(Records from a collection of figures)
========

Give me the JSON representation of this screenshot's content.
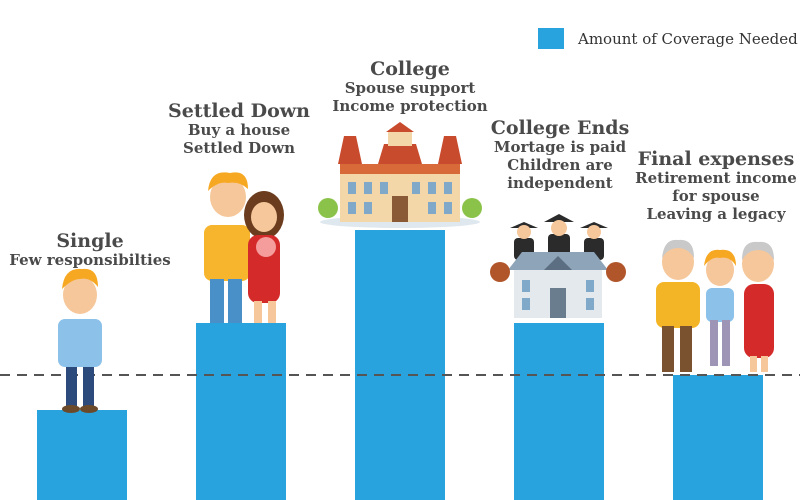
{
  "chart_data": {
    "type": "bar",
    "categories": [
      "Single",
      "Settled Down",
      "College",
      "College Ends",
      "Final expenses"
    ],
    "values": [
      90,
      177,
      270,
      177,
      125
    ],
    "threshold": 125,
    "series": [
      {
        "name": "Amount of Coverage Needed",
        "values": [
          90,
          177,
          270,
          177,
          125
        ]
      }
    ],
    "ylim": [
      0,
      500
    ],
    "xlabel": "",
    "ylabel": "",
    "legend_position": "top-right",
    "colors": {
      "bar": "#29a3de",
      "text": "#4a4a4a",
      "dashed_line": "#555555"
    }
  },
  "stages": [
    {
      "title": "Single",
      "lines": [
        "Few responsibilties"
      ]
    },
    {
      "title": "Settled Down",
      "lines": [
        "Buy a house",
        "Settled Down"
      ]
    },
    {
      "title": "College",
      "lines": [
        "Spouse support",
        "Income protection"
      ]
    },
    {
      "title": "College Ends",
      "lines": [
        "Mortage is paid",
        "Children are",
        "independent"
      ]
    },
    {
      "title": "Final expenses",
      "lines": [
        "Retirement income",
        "for spouse",
        "Leaving a legacy"
      ]
    }
  ],
  "illustrations": [
    "boy-illustration",
    "young-couple-illustration",
    "college-building-illustration",
    "graduates-school-illustration",
    "grandparents-family-illustration"
  ]
}
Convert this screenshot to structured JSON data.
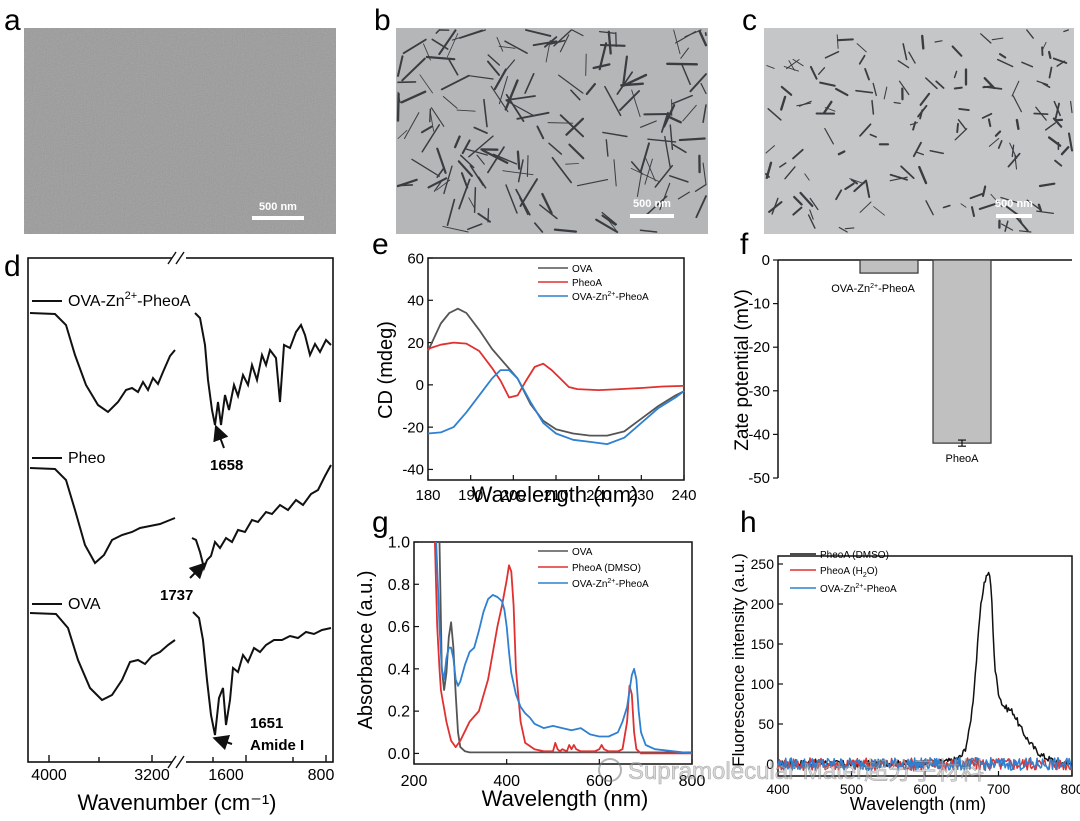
{
  "panels": {
    "a": {
      "letter": "a",
      "scale_bar": "500 nm"
    },
    "b": {
      "letter": "b",
      "scale_bar": "500 nm"
    },
    "c": {
      "letter": "c",
      "scale_bar": "500 nm"
    },
    "d": {
      "letter": "d"
    },
    "e": {
      "letter": "e"
    },
    "f": {
      "letter": "f"
    },
    "g": {
      "letter": "g"
    },
    "h": {
      "letter": "h"
    }
  },
  "watermark": "Supramolecular Mater超分子材料",
  "chart_data": [
    {
      "id": "d",
      "type": "line",
      "title": "",
      "xlabel": "Wavenumber (cm⁻¹)",
      "ylabel": "",
      "x_axis_reversed": true,
      "x_ticks": [
        "4000",
        "3200",
        "1600",
        "800"
      ],
      "axis_break": true,
      "series": [
        {
          "name": "OVA-Zn2+-PheoA",
          "label_main": "OVA-Zn",
          "label_sup": "2+",
          "label_tail": "-PheoA"
        },
        {
          "name": "Pheo"
        },
        {
          "name": "OVA"
        }
      ],
      "annotations": [
        {
          "series": "OVA-Zn2+-PheoA",
          "x": 1658,
          "text": "1658"
        },
        {
          "series": "Pheo",
          "x": 1737,
          "text": "1737"
        },
        {
          "series": "OVA",
          "x": 1651,
          "text": "1651",
          "note": "Amide I"
        }
      ]
    },
    {
      "id": "e",
      "type": "line",
      "xlabel": "Wavelength (nm)",
      "ylabel": "CD (mdeg)",
      "xlim": [
        180,
        240
      ],
      "ylim": [
        -45,
        60
      ],
      "x_ticks": [
        180,
        190,
        200,
        210,
        220,
        230,
        240
      ],
      "y_ticks": [
        60,
        40,
        20,
        0,
        -20,
        -40
      ],
      "legend": "top-right",
      "series": [
        {
          "name": "OVA",
          "color": "#555555",
          "x": [
            180,
            183,
            185,
            187,
            189,
            192,
            195,
            198,
            201,
            204,
            207,
            210,
            214,
            218,
            222,
            226,
            230,
            234,
            238,
            240
          ],
          "y": [
            16,
            29,
            34,
            36,
            34,
            26,
            17,
            10,
            3,
            -9,
            -17,
            -21,
            -23,
            -24,
            -24,
            -22,
            -16,
            -10,
            -5,
            -3
          ]
        },
        {
          "name": "PheoA",
          "color": "#e03030",
          "x": [
            180,
            183,
            186,
            189,
            192,
            195,
            197,
            199,
            201,
            203,
            205,
            207,
            209,
            211,
            213,
            215,
            220,
            225,
            230,
            235,
            240
          ],
          "y": [
            17,
            19,
            20,
            19.5,
            16,
            8,
            2,
            -6,
            -5,
            2,
            8.5,
            10,
            7,
            3,
            -1,
            -2,
            -2.5,
            -2,
            -1.5,
            -0.8,
            -0.5
          ]
        },
        {
          "name": "OVA-Zn2+-PheoA",
          "label_main": "OVA-Zn",
          "label_sup": "2+",
          "label_tail": "-PheoA",
          "color": "#2f80d0",
          "x": [
            180,
            183,
            186,
            189,
            192,
            195,
            197,
            199,
            201,
            204,
            207,
            210,
            214,
            218,
            222,
            226,
            230,
            234,
            238,
            240
          ],
          "y": [
            -23,
            -22.5,
            -20,
            -13,
            -5,
            3,
            7,
            7,
            3,
            -8,
            -18,
            -23,
            -26,
            -27,
            -28,
            -25,
            -18,
            -11,
            -6,
            -3
          ]
        }
      ]
    },
    {
      "id": "f",
      "type": "bar",
      "ylabel": "Zate potential (mV)",
      "ylim": [
        -50,
        0
      ],
      "y_ticks": [
        0,
        -10,
        -20,
        -30,
        -40,
        -50
      ],
      "categories": [
        "OVA-Zn2+-PheoA",
        "PheoA"
      ],
      "category_labels": [
        {
          "main": "OVA-Zn",
          "sup": "2+",
          "tail": "-PheoA"
        },
        {
          "main": "PheoA",
          "sup": "",
          "tail": ""
        }
      ],
      "values": [
        -3,
        -42
      ],
      "errors": [
        0,
        0.7
      ]
    },
    {
      "id": "g",
      "type": "line",
      "xlabel": "Wavelength (nm)",
      "ylabel": "Absorbance (a.u.)",
      "xlim": [
        200,
        800
      ],
      "ylim": [
        -0.05,
        1.0
      ],
      "x_ticks": [
        200,
        400,
        600,
        800
      ],
      "y_ticks": [
        0.0,
        0.2,
        0.4,
        0.6,
        0.8,
        1.0
      ],
      "legend": "top-right",
      "series": [
        {
          "name": "OVA",
          "color": "#555555",
          "x": [
            255,
            260,
            265,
            270,
            275,
            280,
            285,
            290,
            295,
            300,
            310,
            320,
            350,
            400,
            500,
            600,
            700,
            800
          ],
          "y": [
            1.0,
            0.4,
            0.3,
            0.38,
            0.55,
            0.62,
            0.5,
            0.28,
            0.1,
            0.03,
            0.01,
            0.005,
            0.005,
            0.005,
            0.005,
            0.005,
            0.005,
            0.005
          ]
        },
        {
          "name": "PheoA (DMSO)",
          "color": "#e03030",
          "x": [
            245,
            250,
            255,
            258,
            262,
            266,
            270,
            280,
            290,
            300,
            320,
            340,
            360,
            380,
            390,
            400,
            405,
            410,
            415,
            420,
            430,
            440,
            460,
            480,
            500,
            505,
            510,
            515,
            520,
            530,
            535,
            540,
            545,
            550,
            560,
            590,
            600,
            605,
            610,
            620,
            640,
            650,
            660,
            665,
            670,
            675,
            680,
            690,
            700,
            800
          ],
          "y": [
            1.0,
            0.6,
            0.4,
            0.3,
            0.25,
            0.2,
            0.15,
            0.06,
            0.03,
            0.06,
            0.15,
            0.2,
            0.35,
            0.6,
            0.7,
            0.82,
            0.89,
            0.86,
            0.7,
            0.4,
            0.15,
            0.05,
            0.02,
            0.01,
            0.01,
            0.05,
            0.02,
            0.01,
            0.02,
            0.01,
            0.04,
            0.02,
            0.04,
            0.02,
            0.01,
            0.01,
            0.02,
            0.04,
            0.02,
            0.01,
            0.01,
            0.02,
            0.15,
            0.32,
            0.28,
            0.1,
            0.02,
            0.0,
            0.0,
            0.0
          ]
        },
        {
          "name": "OVA-Zn2+-PheoA",
          "label_main": "OVA-Zn",
          "label_sup": "2+",
          "label_tail": "-PheoA",
          "color": "#2f80d0",
          "x": [
            248,
            255,
            260,
            265,
            270,
            275,
            280,
            285,
            290,
            295,
            300,
            310,
            320,
            330,
            340,
            350,
            360,
            370,
            380,
            390,
            395,
            400,
            405,
            410,
            420,
            430,
            440,
            450,
            460,
            480,
            500,
            520,
            540,
            560,
            580,
            600,
            620,
            640,
            650,
            660,
            670,
            675,
            680,
            685,
            690,
            700,
            720,
            800
          ],
          "y": [
            1.0,
            0.6,
            0.4,
            0.35,
            0.45,
            0.5,
            0.5,
            0.45,
            0.35,
            0.32,
            0.34,
            0.42,
            0.48,
            0.5,
            0.58,
            0.67,
            0.73,
            0.75,
            0.74,
            0.72,
            0.68,
            0.6,
            0.48,
            0.38,
            0.28,
            0.22,
            0.19,
            0.17,
            0.14,
            0.12,
            0.13,
            0.12,
            0.11,
            0.12,
            0.09,
            0.08,
            0.08,
            0.1,
            0.15,
            0.22,
            0.37,
            0.4,
            0.35,
            0.2,
            0.1,
            0.04,
            0.02,
            0.0
          ]
        }
      ]
    },
    {
      "id": "h",
      "type": "line",
      "xlabel": "Wavelength (nm)",
      "ylabel": "Fluorescence intensity (a.u.)",
      "xlim": [
        400,
        800
      ],
      "ylim": [
        -15,
        260
      ],
      "x_ticks": [
        400,
        500,
        600,
        700,
        800
      ],
      "y_ticks": [
        0,
        50,
        100,
        150,
        200,
        250
      ],
      "legend": "top-left",
      "series": [
        {
          "name": "PheoA (DMSO)",
          "color": "#111111",
          "x": [
            400,
            450,
            500,
            550,
            600,
            620,
            630,
            640,
            650,
            655,
            660,
            665,
            670,
            675,
            680,
            685,
            688,
            690,
            692,
            695,
            700,
            705,
            710,
            715,
            720,
            725,
            730,
            740,
            750,
            760,
            770,
            780,
            790,
            800
          ],
          "y": [
            0,
            2,
            0,
            1,
            0,
            2,
            3,
            5,
            10,
            20,
            40,
            75,
            130,
            190,
            225,
            238,
            235,
            220,
            180,
            120,
            90,
            75,
            70,
            68,
            65,
            55,
            45,
            30,
            18,
            10,
            6,
            3,
            1,
            0
          ]
        },
        {
          "name": "PheoA (H2O)",
          "label_main": "PheoA (H",
          "label_sub": "2",
          "label_tail": "O)",
          "color": "#e03030",
          "x": [
            400,
            450,
            500,
            550,
            600,
            650,
            700,
            750,
            800
          ],
          "y": [
            0,
            0,
            0,
            0,
            0,
            0,
            0,
            0,
            0
          ]
        },
        {
          "name": "OVA-Zn2+-PheoA",
          "label_main": "OVA-Zn",
          "label_sup": "2+",
          "label_tail": "-PheoA",
          "color": "#2f80d0",
          "x": [
            400,
            450,
            500,
            550,
            600,
            650,
            700,
            750,
            800
          ],
          "y": [
            0,
            0,
            0,
            0,
            0,
            0,
            0,
            0,
            0
          ]
        }
      ]
    }
  ]
}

========

→ **Exercise goal**: Return each line of the listing that holds the string "JSON".

→ **Response to this exercise**:
Give me the JSON representation of this screenshot's content.
Convert this screenshot to structured JSON data.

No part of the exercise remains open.